◆ **Exercise description**: The records that follow are to be repeated without alteration.

(Records contained in a dataset)
——

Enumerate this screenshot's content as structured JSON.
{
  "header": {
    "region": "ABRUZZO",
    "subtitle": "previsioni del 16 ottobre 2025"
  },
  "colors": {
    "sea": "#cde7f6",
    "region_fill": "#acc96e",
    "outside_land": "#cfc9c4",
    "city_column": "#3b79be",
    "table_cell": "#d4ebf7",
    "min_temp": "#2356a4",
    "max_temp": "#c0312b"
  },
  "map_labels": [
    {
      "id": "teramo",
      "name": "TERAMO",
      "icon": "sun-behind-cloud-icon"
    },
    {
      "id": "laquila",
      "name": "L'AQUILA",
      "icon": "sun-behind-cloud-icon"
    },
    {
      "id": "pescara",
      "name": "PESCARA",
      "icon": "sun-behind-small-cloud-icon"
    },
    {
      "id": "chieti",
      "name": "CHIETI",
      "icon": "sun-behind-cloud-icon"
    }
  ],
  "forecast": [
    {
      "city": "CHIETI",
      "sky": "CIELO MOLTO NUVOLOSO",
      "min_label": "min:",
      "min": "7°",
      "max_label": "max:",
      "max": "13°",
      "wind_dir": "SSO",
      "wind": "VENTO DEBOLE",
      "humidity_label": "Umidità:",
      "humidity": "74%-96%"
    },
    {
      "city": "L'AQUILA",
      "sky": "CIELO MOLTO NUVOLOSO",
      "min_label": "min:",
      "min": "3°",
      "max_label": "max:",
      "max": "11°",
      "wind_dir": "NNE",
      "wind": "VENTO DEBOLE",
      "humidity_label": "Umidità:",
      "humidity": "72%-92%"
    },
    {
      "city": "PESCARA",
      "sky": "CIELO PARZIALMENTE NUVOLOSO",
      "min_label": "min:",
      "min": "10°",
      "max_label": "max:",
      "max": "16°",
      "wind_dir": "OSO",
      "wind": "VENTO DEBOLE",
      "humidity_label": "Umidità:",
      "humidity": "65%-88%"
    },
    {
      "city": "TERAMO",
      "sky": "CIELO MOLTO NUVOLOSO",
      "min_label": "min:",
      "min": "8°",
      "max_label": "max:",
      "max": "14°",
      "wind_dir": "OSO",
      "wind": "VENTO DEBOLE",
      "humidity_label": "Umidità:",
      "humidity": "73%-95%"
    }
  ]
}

——

◆ **Correct response**:
Enumerate this screenshot's content as structured JSON.
{
  "header": {
    "region": "ABRUZZO",
    "subtitle": "previsioni del 16 ottobre 2025"
  },
  "colors": {
    "sea": "#cde7f6",
    "region_fill": "#acc96e",
    "outside_land": "#cfc9c4",
    "city_column": "#3b79be",
    "table_cell": "#d4ebf7",
    "min_temp": "#2356a4",
    "max_temp": "#c0312b"
  },
  "map_labels": [
    {
      "id": "teramo",
      "name": "TERAMO",
      "icon": "sun-behind-cloud-icon"
    },
    {
      "id": "laquila",
      "name": "L'AQUILA",
      "icon": "sun-behind-cloud-icon"
    },
    {
      "id": "pescara",
      "name": "PESCARA",
      "icon": "sun-behind-small-cloud-icon"
    },
    {
      "id": "chieti",
      "name": "CHIETI",
      "icon": "sun-behind-cloud-icon"
    }
  ],
  "forecast": [
    {
      "city": "CHIETI",
      "sky": "CIELO MOLTO NUVOLOSO",
      "min_label": "min:",
      "min": "7°",
      "max_label": "max:",
      "max": "13°",
      "wind_dir": "SSO",
      "wind": "VENTO DEBOLE",
      "humidity_label": "Umidità:",
      "humidity": "74%-96%"
    },
    {
      "city": "L'AQUILA",
      "sky": "CIELO MOLTO NUVOLOSO",
      "min_label": "min:",
      "min": "3°",
      "max_label": "max:",
      "max": "11°",
      "wind_dir": "NNE",
      "wind": "VENTO DEBOLE",
      "humidity_label": "Umidità:",
      "humidity": "72%-92%"
    },
    {
      "city": "PESCARA",
      "sky": "CIELO PARZIALMENTE NUVOLOSO",
      "min_label": "min:",
      "min": "10°",
      "max_label": "max:",
      "max": "16°",
      "wind_dir": "OSO",
      "wind": "VENTO DEBOLE",
      "humidity_label": "Umidità:",
      "humidity": "65%-88%"
    },
    {
      "city": "TERAMO",
      "sky": "CIELO MOLTO NUVOLOSO",
      "min_label": "min:",
      "min": "8°",
      "max_label": "max:",
      "max": "14°",
      "wind_dir": "OSO",
      "wind": "VENTO DEBOLE",
      "humidity_label": "Umidità:",
      "humidity": "73%-95%"
    }
  ]
}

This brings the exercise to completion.